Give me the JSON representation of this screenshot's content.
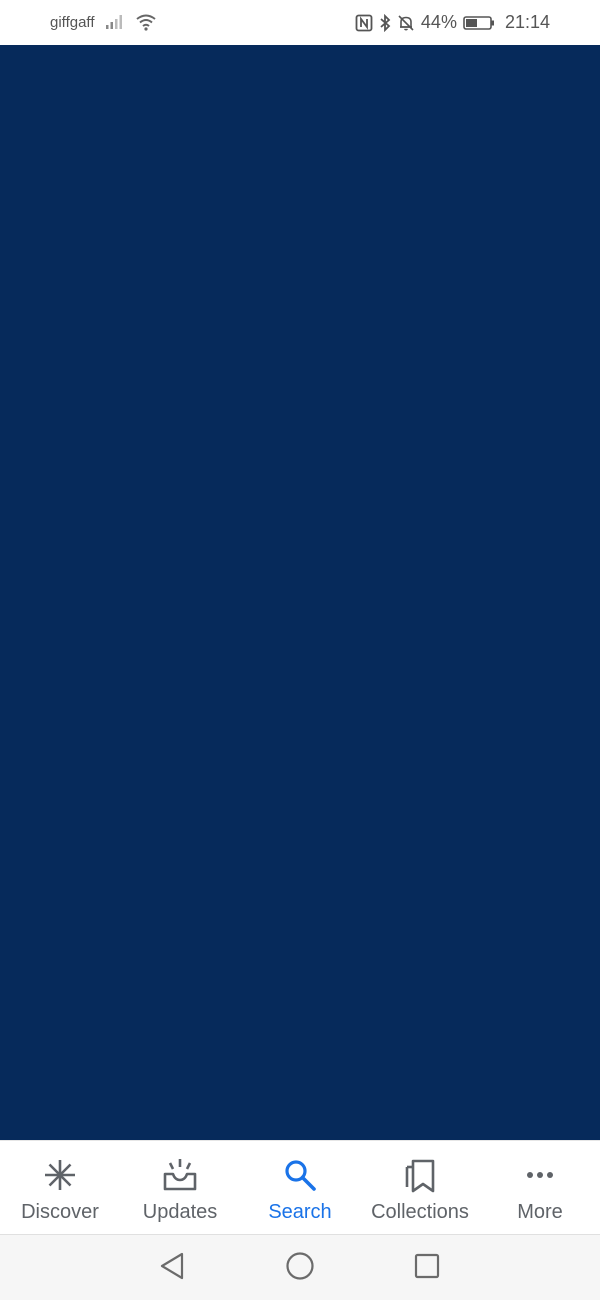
{
  "status_bar": {
    "carrier": "giffgaff",
    "battery_percent": "44%",
    "time": "21:14",
    "icons": [
      "signal-icon",
      "wifi-icon",
      "nfc-icon",
      "bluetooth-icon",
      "notifications-off-icon",
      "battery-icon"
    ]
  },
  "content": {
    "background_color": "#062a5b"
  },
  "bottom_nav": {
    "active_color": "#1a73e8",
    "inactive_color": "#5f6368",
    "items": [
      {
        "label": "Discover",
        "icon": "discover-icon",
        "active": false
      },
      {
        "label": "Updates",
        "icon": "updates-icon",
        "active": false
      },
      {
        "label": "Search",
        "icon": "search-icon",
        "active": true
      },
      {
        "label": "Collections",
        "icon": "collections-icon",
        "active": false
      },
      {
        "label": "More",
        "icon": "more-icon",
        "active": false
      }
    ]
  },
  "system_nav": {
    "buttons": [
      "back-icon",
      "home-icon",
      "recents-icon"
    ]
  }
}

════

» Exercise directions
Reproduce the entries above word for word. Pictures stay out.

» Expected output
Give me the JSON representation of this screenshot's content.
{
  "status_bar": {
    "carrier": "giffgaff",
    "battery_percent": "44%",
    "time": "21:14",
    "icons": [
      "signal-icon",
      "wifi-icon",
      "nfc-icon",
      "bluetooth-icon",
      "notifications-off-icon",
      "battery-icon"
    ]
  },
  "content": {
    "background_color": "#062a5b"
  },
  "bottom_nav": {
    "active_color": "#1a73e8",
    "inactive_color": "#5f6368",
    "items": [
      {
        "label": "Discover",
        "icon": "discover-icon",
        "active": false
      },
      {
        "label": "Updates",
        "icon": "updates-icon",
        "active": false
      },
      {
        "label": "Search",
        "icon": "search-icon",
        "active": true
      },
      {
        "label": "Collections",
        "icon": "collections-icon",
        "active": false
      },
      {
        "label": "More",
        "icon": "more-icon",
        "active": false
      }
    ]
  },
  "system_nav": {
    "buttons": [
      "back-icon",
      "home-icon",
      "recents-icon"
    ]
  }
}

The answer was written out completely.